→ Exercise instructions: Provide an exact transcription of all the records.

→ Recorded data:
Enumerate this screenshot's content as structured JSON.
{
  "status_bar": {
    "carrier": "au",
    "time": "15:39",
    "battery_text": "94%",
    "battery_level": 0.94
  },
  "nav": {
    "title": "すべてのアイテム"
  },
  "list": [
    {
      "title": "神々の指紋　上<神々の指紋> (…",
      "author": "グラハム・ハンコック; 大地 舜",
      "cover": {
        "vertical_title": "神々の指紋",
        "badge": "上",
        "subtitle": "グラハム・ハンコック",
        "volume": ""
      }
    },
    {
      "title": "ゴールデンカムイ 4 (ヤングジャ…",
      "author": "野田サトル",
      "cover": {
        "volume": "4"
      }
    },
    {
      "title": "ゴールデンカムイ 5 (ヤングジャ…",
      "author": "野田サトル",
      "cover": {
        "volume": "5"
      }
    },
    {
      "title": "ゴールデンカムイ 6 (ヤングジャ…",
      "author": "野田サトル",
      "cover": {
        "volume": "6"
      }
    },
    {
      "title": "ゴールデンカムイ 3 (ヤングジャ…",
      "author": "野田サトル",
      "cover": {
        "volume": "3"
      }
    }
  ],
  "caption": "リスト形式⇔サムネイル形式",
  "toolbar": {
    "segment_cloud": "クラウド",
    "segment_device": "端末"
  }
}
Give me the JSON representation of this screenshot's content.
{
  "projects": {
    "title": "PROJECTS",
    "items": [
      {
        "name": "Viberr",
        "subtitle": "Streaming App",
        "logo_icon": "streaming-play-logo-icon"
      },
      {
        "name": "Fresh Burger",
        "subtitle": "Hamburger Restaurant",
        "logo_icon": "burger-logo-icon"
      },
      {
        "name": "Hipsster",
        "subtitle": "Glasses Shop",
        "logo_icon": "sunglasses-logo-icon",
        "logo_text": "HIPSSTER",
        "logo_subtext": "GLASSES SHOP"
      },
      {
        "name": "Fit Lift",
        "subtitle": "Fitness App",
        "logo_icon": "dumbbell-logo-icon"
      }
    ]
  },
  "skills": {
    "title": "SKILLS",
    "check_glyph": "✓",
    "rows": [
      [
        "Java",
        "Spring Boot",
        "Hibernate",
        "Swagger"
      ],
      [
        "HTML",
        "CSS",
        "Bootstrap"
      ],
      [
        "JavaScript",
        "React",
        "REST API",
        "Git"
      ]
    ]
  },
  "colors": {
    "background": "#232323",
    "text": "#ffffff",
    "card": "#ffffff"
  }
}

→ Task response:
Enumerate this screenshot's content as structured JSON.
{
  "status_bar": {
    "carrier": "au",
    "time": "15:39",
    "battery_text": "94%",
    "battery_level": 0.94
  },
  "nav": {
    "title": "すべてのアイテム"
  },
  "list": [
    {
      "title": "神々の指紋　上<神々の指紋> (…",
      "author": "グラハム・ハンコック; 大地 舜",
      "cover": {
        "vertical_title": "神々の指紋",
        "badge": "上",
        "subtitle": "グラハム・ハンコック",
        "volume": ""
      }
    },
    {
      "title": "ゴールデンカムイ 4 (ヤングジャ…",
      "author": "野田サトル",
      "cover": {
        "volume": "4"
      }
    },
    {
      "title": "ゴールデンカムイ 5 (ヤングジャ…",
      "author": "野田サトル",
      "cover": {
        "volume": "5"
      }
    },
    {
      "title": "ゴールデンカムイ 6 (ヤングジャ…",
      "author": "野田サトル",
      "cover": {
        "volume": "6"
      }
    },
    {
      "title": "ゴールデンカムイ 3 (ヤングジャ…",
      "author": "野田サトル",
      "cover": {
        "volume": "3"
      }
    }
  ],
  "caption": "リスト形式⇔サムネイル形式",
  "toolbar": {
    "segment_cloud": "クラウド",
    "segment_device": "端末"
  }
}
Give me the JSON representation of this screenshot's content.
{
  "projects": {
    "title": "PROJECTS",
    "items": [
      {
        "name": "Viberr",
        "subtitle": "Streaming App",
        "logo_icon": "streaming-play-logo-icon"
      },
      {
        "name": "Fresh Burger",
        "subtitle": "Hamburger Restaurant",
        "logo_icon": "burger-logo-icon"
      },
      {
        "name": "Hipsster",
        "subtitle": "Glasses Shop",
        "logo_icon": "sunglasses-logo-icon",
        "logo_text": "HIPSSTER",
        "logo_subtext": "GLASSES SHOP"
      },
      {
        "name": "Fit Lift",
        "subtitle": "Fitness App",
        "logo_icon": "dumbbell-logo-icon"
      }
    ]
  },
  "skills": {
    "title": "SKILLS",
    "check_glyph": "✓",
    "rows": [
      [
        "Java",
        "Spring Boot",
        "Hibernate",
        "Swagger"
      ],
      [
        "HTML",
        "CSS",
        "Bootstrap"
      ],
      [
        "JavaScript",
        "React",
        "REST API",
        "Git"
      ]
    ]
  },
  "colors": {
    "background": "#232323",
    "text": "#ffffff",
    "card": "#ffffff"
  }
}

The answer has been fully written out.